Exercise text –

========

Fracture Diagnostics

Technology Improves Frac Treatment Analysis

By Ding Zhu, A. Daniel Hill and Shuang Zhang

HOUSTON–While temperature logs have been a part of standard production logging packages for years, downhole fiber optic distributed temperature sensing (DTS) technology has introduced a more continuous measurement of both temporal and spatial temperature for diagnosing multistage fracture treatments in horizontal wells.

With fiber optic DTS measurements, downhole temperature can be measured during fracturing, shut-in and production to provide continuous and integrated information over the life of the well. Integrated DTS interpretation provides information on fracture/flow distribution to provide key insights into what happened during fracture treatments, identify problems in treatment design and execution, and improve the efficiency of multistage fracture stimulation.

The key component of using temperature measurements for fracturing diagnosis is the interpretation model. A new temperature interpretation model has been developed for fractured well diagnosis to understand flow distribution for multistage fractured horizontal wells using both DTS and conventional production logging tools (PLTs). It uses mathematical models built on mass, momentum and energy conservation of each component (reservoir, fracture, well completion and wellbore) in the system, and the components are linked through boundary conditions.

========

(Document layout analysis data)

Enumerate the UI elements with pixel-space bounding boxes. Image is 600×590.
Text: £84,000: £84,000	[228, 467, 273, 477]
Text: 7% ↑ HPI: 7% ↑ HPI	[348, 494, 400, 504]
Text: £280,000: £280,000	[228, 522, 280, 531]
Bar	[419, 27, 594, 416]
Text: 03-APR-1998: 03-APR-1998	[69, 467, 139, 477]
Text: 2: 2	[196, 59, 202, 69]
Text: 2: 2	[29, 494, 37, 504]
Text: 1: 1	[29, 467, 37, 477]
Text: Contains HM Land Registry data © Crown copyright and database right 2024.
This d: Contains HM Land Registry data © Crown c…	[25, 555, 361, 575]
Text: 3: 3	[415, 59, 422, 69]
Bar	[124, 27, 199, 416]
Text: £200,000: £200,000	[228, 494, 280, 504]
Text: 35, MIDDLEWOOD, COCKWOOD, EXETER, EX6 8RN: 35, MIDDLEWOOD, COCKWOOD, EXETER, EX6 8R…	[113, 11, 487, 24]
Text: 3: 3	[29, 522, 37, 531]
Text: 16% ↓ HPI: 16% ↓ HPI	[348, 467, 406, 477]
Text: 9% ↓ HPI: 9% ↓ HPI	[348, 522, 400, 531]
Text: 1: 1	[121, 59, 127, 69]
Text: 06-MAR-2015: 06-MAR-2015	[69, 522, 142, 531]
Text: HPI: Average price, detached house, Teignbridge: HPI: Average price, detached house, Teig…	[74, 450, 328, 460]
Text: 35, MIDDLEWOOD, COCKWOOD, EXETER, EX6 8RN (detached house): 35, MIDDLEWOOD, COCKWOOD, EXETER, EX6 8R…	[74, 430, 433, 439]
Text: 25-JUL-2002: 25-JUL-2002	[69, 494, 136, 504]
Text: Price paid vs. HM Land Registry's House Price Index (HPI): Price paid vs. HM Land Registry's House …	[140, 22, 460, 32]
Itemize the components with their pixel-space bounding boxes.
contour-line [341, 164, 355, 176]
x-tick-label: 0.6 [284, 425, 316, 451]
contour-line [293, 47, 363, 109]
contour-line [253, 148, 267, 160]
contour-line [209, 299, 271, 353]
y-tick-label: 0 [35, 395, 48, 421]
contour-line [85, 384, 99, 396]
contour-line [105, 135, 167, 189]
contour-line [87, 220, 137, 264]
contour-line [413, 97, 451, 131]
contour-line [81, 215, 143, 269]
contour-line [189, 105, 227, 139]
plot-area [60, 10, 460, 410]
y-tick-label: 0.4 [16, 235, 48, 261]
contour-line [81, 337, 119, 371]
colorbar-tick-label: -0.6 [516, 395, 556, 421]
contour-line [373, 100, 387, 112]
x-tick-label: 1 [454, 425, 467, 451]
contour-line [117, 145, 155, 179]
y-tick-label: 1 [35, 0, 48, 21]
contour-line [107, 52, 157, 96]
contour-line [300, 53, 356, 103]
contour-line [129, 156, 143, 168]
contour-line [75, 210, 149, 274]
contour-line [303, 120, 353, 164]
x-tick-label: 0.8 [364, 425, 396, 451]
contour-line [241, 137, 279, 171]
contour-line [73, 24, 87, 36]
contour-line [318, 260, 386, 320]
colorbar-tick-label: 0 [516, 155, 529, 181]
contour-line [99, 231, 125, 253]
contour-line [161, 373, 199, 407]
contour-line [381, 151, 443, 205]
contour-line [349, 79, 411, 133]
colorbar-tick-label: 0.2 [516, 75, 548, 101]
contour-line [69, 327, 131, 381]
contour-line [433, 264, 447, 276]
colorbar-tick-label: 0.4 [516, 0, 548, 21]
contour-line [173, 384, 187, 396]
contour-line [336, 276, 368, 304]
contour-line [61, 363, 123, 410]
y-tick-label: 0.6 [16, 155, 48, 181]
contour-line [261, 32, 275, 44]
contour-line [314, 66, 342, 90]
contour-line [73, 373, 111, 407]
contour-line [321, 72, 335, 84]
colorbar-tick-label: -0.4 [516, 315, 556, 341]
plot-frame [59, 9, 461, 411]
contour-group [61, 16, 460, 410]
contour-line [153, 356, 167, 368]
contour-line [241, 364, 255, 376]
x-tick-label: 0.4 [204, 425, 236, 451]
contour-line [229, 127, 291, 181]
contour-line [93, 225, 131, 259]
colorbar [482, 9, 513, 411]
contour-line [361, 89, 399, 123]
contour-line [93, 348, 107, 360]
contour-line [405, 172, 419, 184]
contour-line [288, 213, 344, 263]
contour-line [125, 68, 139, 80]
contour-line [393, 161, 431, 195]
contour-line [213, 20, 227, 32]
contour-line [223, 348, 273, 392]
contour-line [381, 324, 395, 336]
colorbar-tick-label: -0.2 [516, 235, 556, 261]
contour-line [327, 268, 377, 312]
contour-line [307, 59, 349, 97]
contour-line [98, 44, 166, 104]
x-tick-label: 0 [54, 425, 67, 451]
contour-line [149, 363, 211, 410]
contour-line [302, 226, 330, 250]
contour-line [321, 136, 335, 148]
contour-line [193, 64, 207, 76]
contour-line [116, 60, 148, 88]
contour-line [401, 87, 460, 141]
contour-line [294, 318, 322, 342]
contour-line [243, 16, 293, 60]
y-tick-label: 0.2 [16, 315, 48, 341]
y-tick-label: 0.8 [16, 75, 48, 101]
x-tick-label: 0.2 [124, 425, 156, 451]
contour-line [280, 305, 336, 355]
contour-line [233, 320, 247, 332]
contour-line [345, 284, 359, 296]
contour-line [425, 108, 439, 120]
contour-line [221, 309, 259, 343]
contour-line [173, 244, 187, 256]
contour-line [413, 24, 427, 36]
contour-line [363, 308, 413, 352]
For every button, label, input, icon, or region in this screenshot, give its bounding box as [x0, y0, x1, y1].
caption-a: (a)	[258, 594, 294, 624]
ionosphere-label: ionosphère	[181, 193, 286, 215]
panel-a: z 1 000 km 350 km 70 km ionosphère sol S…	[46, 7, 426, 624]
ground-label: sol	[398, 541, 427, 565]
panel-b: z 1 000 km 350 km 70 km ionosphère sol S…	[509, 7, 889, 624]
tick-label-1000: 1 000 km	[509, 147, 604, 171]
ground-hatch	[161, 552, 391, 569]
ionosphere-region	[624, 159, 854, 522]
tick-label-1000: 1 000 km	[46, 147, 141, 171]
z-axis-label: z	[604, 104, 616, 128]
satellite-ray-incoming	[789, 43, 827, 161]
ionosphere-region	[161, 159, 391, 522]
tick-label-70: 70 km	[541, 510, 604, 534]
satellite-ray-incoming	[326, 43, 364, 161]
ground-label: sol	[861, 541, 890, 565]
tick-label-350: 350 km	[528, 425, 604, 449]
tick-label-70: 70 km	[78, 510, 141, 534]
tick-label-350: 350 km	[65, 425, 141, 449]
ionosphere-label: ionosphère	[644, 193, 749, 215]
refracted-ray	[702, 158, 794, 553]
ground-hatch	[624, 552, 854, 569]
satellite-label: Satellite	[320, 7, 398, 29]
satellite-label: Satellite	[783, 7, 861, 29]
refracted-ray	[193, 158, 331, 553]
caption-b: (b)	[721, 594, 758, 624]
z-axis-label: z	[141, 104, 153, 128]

========

Tasks to perform –
1. Answer these questions using the article on fracture diagnostics.
(a) What does the abbreviation DTS stand for?
(b) During which three stages can downhole temperature be measured with fiber optic DTS?
(c) Which three kinds of conservation are the new model's mathematical models built on?
2. Duplicate the part of the article on fracture diagnostics that begins at the words "By Ding Zhu, A." and stops after "in horizontal wells.".
The data was taken from a separate source.

Answers by item number –
1.
(a) Distributed temperature sensing
(b) Fracturing, shut-in and production
(c) Mass, momentum and energy conservation

2.
By Ding Zhu, A. Daniel Hill and Shuang Zhang

HOUSTON–While temperature logs have been a part of standard production logging packages for years, downhole fiber optic distributed temperature sensing (DTS) technology has introduced a more continuous measurement of both temporal and spatial temperature for diagnosing multistage fracture treatments in horizontal wells.